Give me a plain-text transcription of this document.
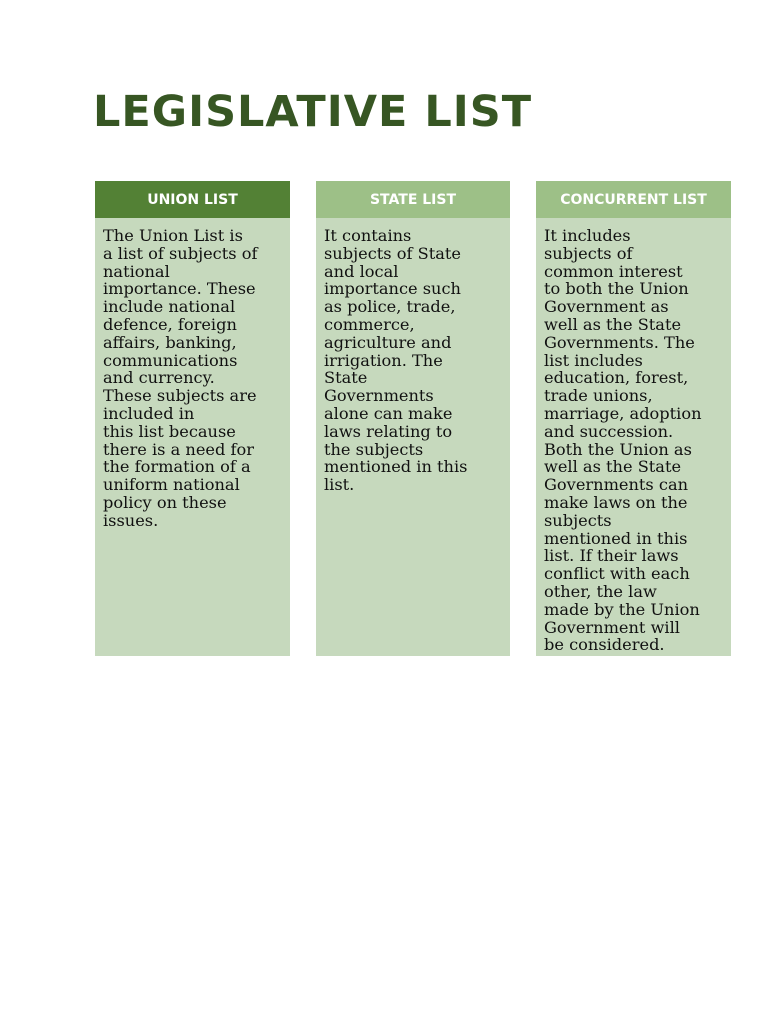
LEGISLATIVE LIST
UNION LIST
The Union List is
a list of subjects of
national
importance. These
include national
defence, foreign
affairs, banking,
communications
and currency.
These subjects are
included in
this list because
there is a need for
the formation of a
uniform national
policy on these
issues.
STATE LIST
It contains
subjects of State
and local
importance such
as police, trade,
commerce,
agriculture and
irrigation. The
State
Governments
alone can make
laws relating to
the subjects
mentioned in this
list.
CONCURRENT LIST
It includes
subjects of
common interest
to both the Union
Government as
well as the State
Governments. The
list includes
education, forest,
trade unions,
marriage, adoption
and succession.
Both the Union as
well as the State
Governments can
make laws on the
subjects
mentioned in this
list. If their laws
conflict with each
other, the law
made by the Union
Government will
be considered.
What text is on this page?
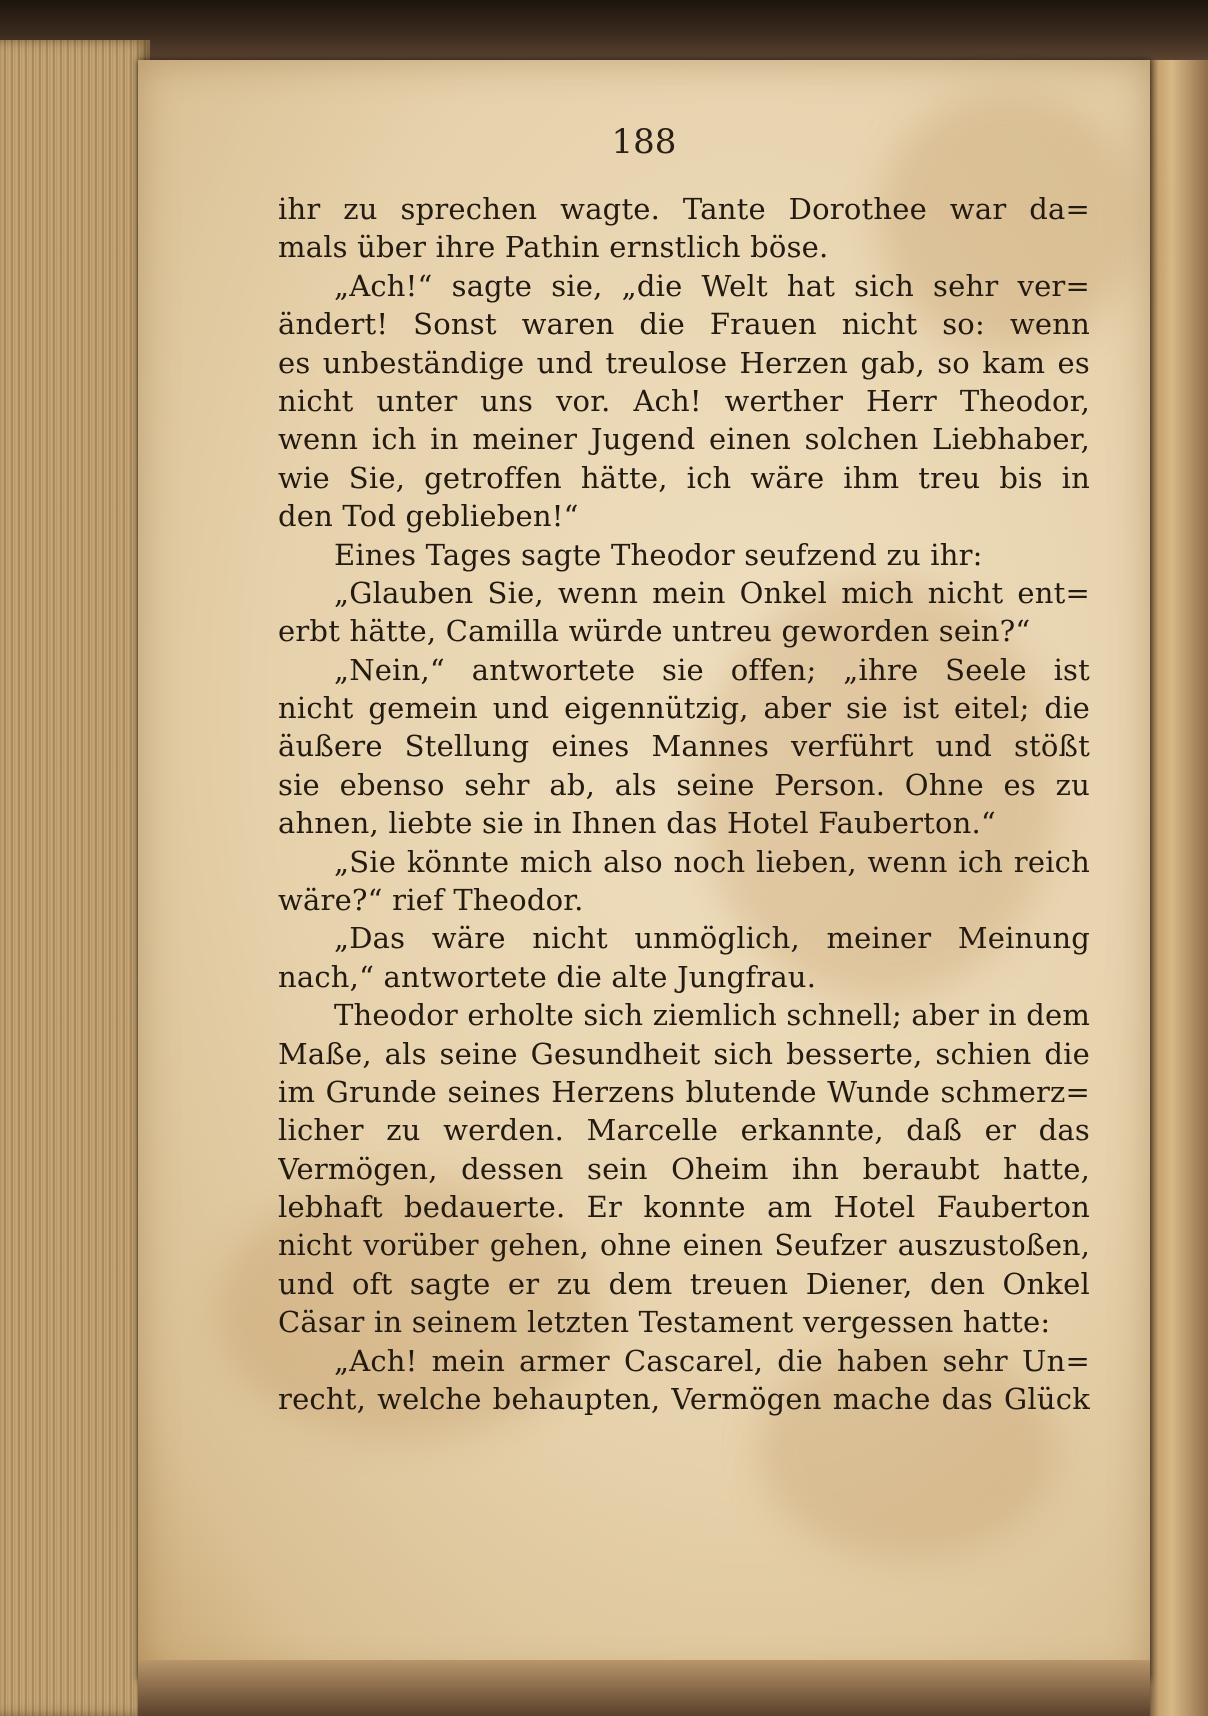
188
ihr zu sprechen wagte. Tante Dorothee war da=
mals über ihre Pathin ernstlich böse.
„Ach!“ sagte sie, „die Welt hat sich sehr ver=
ändert! Sonst waren die Frauen nicht so: wenn
es unbeständige und treulose Herzen gab, so kam es
nicht unter uns vor. Ach! werther Herr Theodor,
wenn ich in meiner Jugend einen solchen Liebhaber,
wie Sie, getroffen hätte, ich wäre ihm treu bis in
den Tod geblieben!“
Eines Tages sagte Theodor seufzend zu ihr:
„Glauben Sie, wenn mein Onkel mich nicht ent=
erbt hätte, Camilla würde untreu geworden sein?“
„Nein,“ antwortete sie offen; „ihre Seele ist
nicht gemein und eigennützig, aber sie ist eitel; die
äußere Stellung eines Mannes verführt und stößt
sie ebenso sehr ab, als seine Person. Ohne es zu
ahnen, liebte sie in Ihnen das Hotel Fauberton.“
„Sie könnte mich also noch lieben, wenn ich reich
wäre?“ rief Theodor.
„Das wäre nicht unmöglich, meiner Meinung
nach,“ antwortete die alte Jungfrau.
Theodor erholte sich ziemlich schnell; aber in dem
Maße, als seine Gesundheit sich besserte, schien die
im Grunde seines Herzens blutende Wunde schmerz=
licher zu werden. Marcelle erkannte, daß er das
Vermögen, dessen sein Oheim ihn beraubt hatte,
lebhaft bedauerte. Er konnte am Hotel Fauberton
nicht vorüber gehen, ohne einen Seufzer auszustoßen,
und oft sagte er zu dem treuen Diener, den Onkel
Cäsar in seinem letzten Testament vergessen hatte:
„Ach! mein armer Cascarel, die haben sehr Un=
recht, welche behaupten, Vermögen mache das Glück
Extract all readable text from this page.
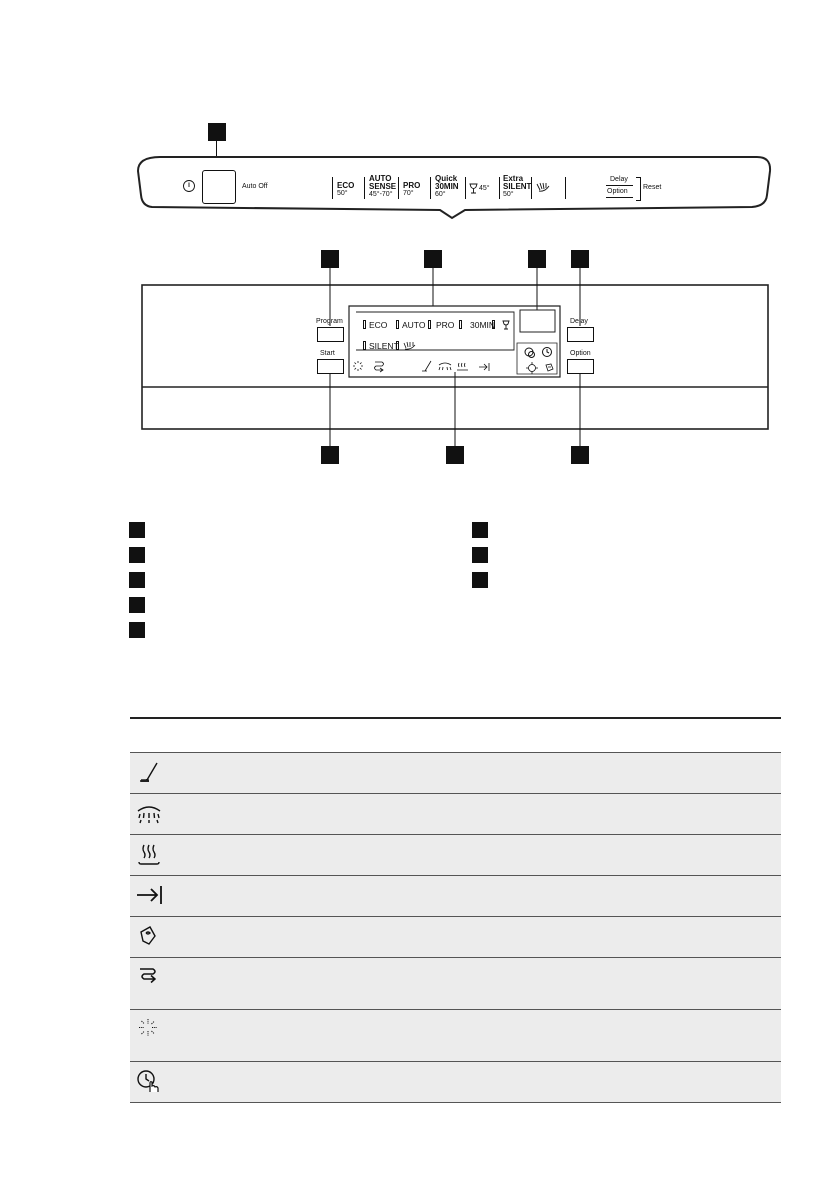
Auto Off	ECO
50°
AUTO SENSE
45°-70°
PRO
70°
Quick 30MIN
60°
45°
Extra SILENT
50°
Delay
Option
Reset
Program
Start
Delay
Option
ECO AUTO PRO 30MIN
SILENT
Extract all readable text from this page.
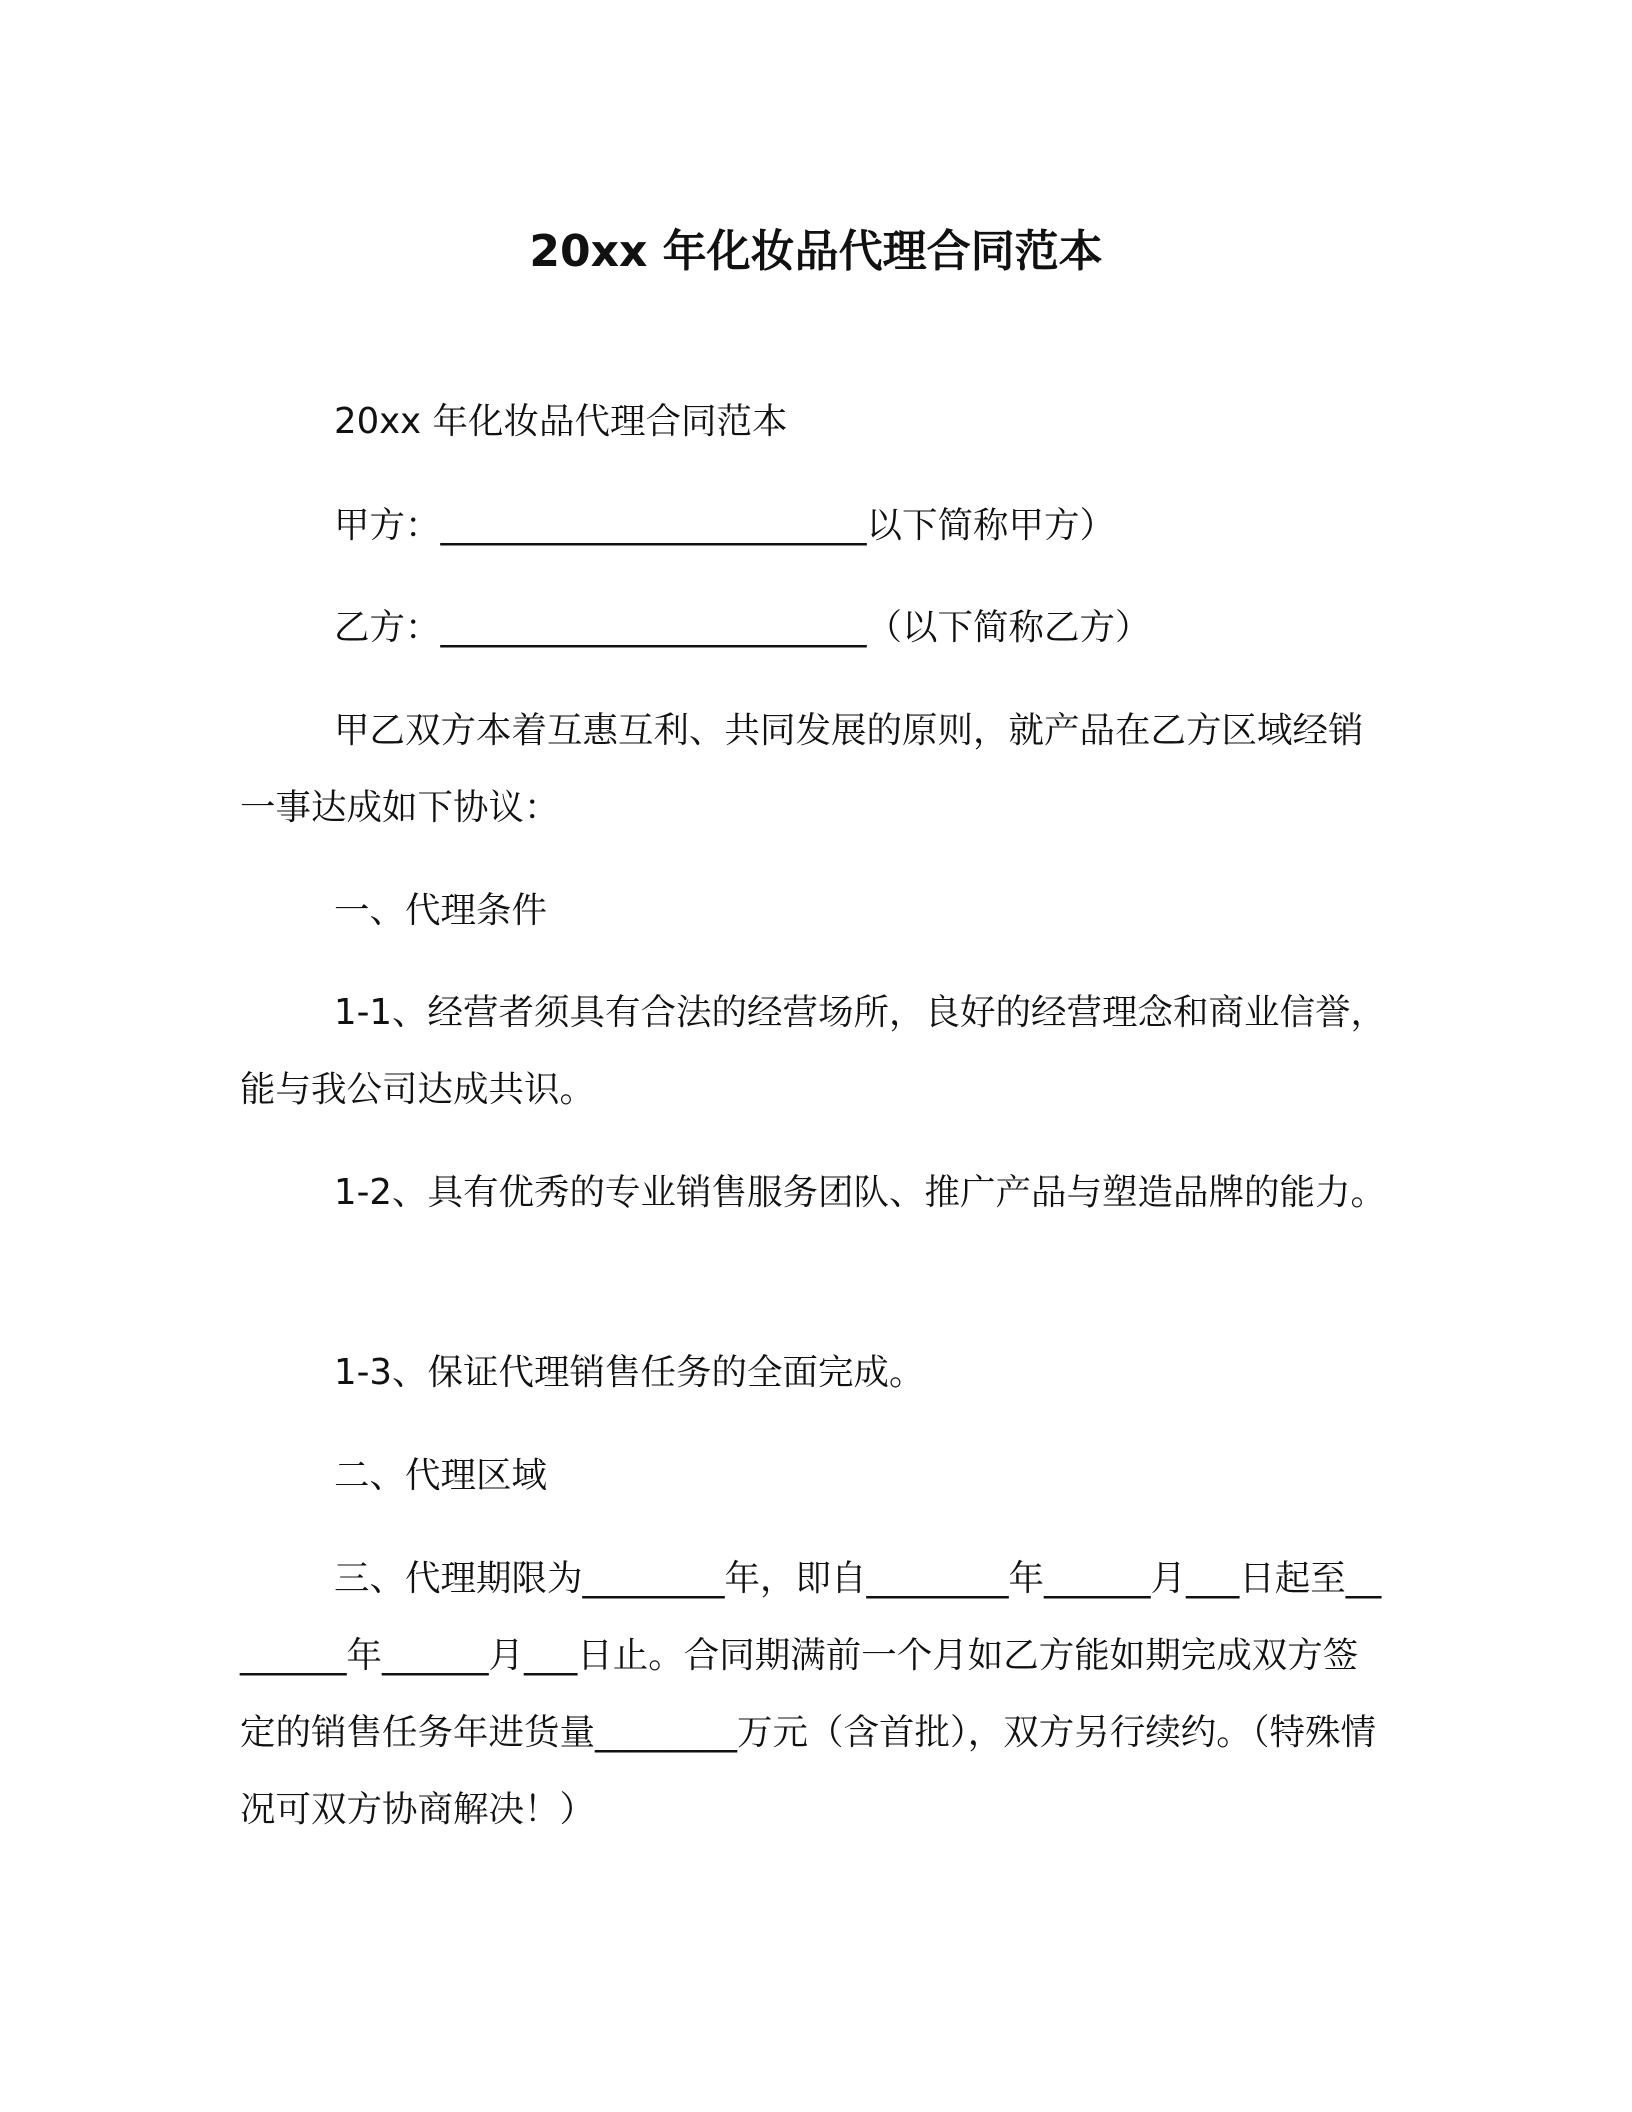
20xx 年化妆品代理合同范本

20xx 年化妆品代理合同范本

甲方：________________________以下简称甲方）

乙方：________________________（以下简称乙方）

甲乙双方本着互惠互利、共同发展的原则，就产品在乙方区域经销一事达成如下协议：

一、代理条件

1-1、经营者须具有合法的经营场所，良好的经营理念和商业信誉，能与我公司达成共识。

1-2、具有优秀的专业销售服务团队、推广产品与塑造品牌的能力。

1-3、保证代理销售任务的全面完成。

二、代理区域

三、代理期限为________年，即自________年______月___日起至________年______月___日止。合同期满前一个月如乙方能如期完成双方签定的销售任务年进货量________万元（含首批），双方另行续约。（特殊情况可双方协商解决！）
####################
• SHORT TASK: Reproduce the data above in full, exactly as it is, with the pictures left out.

• EXPECTED OUTPUT:
Give me a plain-text transcription of this document.
LEGISLATIVE LIST
UNION LIST
The Union List is
a list of subjects of
national
importance. These
include national
defence, foreign
affairs, banking,
communications
and currency.
These subjects are
included in
this list because
there is a need for
the formation of a
uniform national
policy on these
issues.
STATE LIST
It contains
subjects of State
and local
importance such
as police, trade,
commerce,
agriculture and
irrigation. The
State
Governments
alone can make
laws relating to
the subjects
mentioned in this
list.
CONCURRENT LIST
It includes
subjects of
common interest
to both the Union
Government as
well as the State
Governments. The
list includes
education, forest,
trade unions,
marriage, adoption
and succession.
Both the Union as
well as the State
Governments can
make laws on the
subjects
mentioned in this
list. If their laws
conflict with each
other, the law
made by the Union
Government will
be considered.
What text is on this page?
188
ihr zu sprechen wagte. Tante Dorothee war da=
mals über ihre Pathin ernstlich böse.
„Ach!“ sagte sie, „die Welt hat sich sehr ver=
ändert! Sonst waren die Frauen nicht so: wenn
es unbeständige und treulose Herzen gab, so kam es
nicht unter uns vor. Ach! werther Herr Theodor,
wenn ich in meiner Jugend einen solchen Liebhaber,
wie Sie, getroffen hätte, ich wäre ihm treu bis in
den Tod geblieben!“
Eines Tages sagte Theodor seufzend zu ihr:
„Glauben Sie, wenn mein Onkel mich nicht ent=
erbt hätte, Camilla würde untreu geworden sein?“
„Nein,“ antwortete sie offen; „ihre Seele ist
nicht gemein und eigennützig, aber sie ist eitel; die
äußere Stellung eines Mannes verführt und stößt
sie ebenso sehr ab, als seine Person. Ohne es zu
ahnen, liebte sie in Ihnen das Hotel Fauberton.“
„Sie könnte mich also noch lieben, wenn ich reich
wäre?“ rief Theodor.
„Das wäre nicht unmöglich, meiner Meinung
nach,“ antwortete die alte Jungfrau.
Theodor erholte sich ziemlich schnell; aber in dem
Maße, als seine Gesundheit sich besserte, schien die
im Grunde seines Herzens blutende Wunde schmerz=
licher zu werden. Marcelle erkannte, daß er das
Vermögen, dessen sein Oheim ihn beraubt hatte,
lebhaft bedauerte. Er konnte am Hotel Fauberton
nicht vorüber gehen, ohne einen Seufzer auszustoßen,
und oft sagte er zu dem treuen Diener, den Onkel
Cäsar in seinem letzten Testament vergessen hatte:
„Ach! mein armer Cascarel, die haben sehr Un=
recht, welche behaupten, Vermögen mache das Glück
Extract all readable text from this page.
Auto Off	ECO
50°
AUTO SENSE
45°-70°
PRO
70°
Quick 30MIN
60°
45°
Extra SILENT
50°
Delay
Option
Reset
Program
Start
Delay
Option
ECO AUTO PRO 30MIN
SILENT
Extract all readable text from this page.
20xx 年化妆品代理合同范本

20xx 年化妆品代理合同范本

甲方：________________________以下简称甲方）

乙方：________________________（以下简称乙方）

甲乙双方本着互惠互利、共同发展的原则，就产品在乙方区域经销一事达成如下协议：

一、代理条件

1-1、经营者须具有合法的经营场所，良好的经营理念和商业信誉，能与我公司达成共识。

1-2、具有优秀的专业销售服务团队、推广产品与塑造品牌的能力。

1-3、保证代理销售任务的全面完成。

二、代理区域

三、代理期限为________年，即自________年______月___日起至________年______月___日止。合同期满前一个月如乙方能如期完成双方签定的销售任务年进货量________万元（含首批），双方另行续约。（特殊情况可双方协商解决！）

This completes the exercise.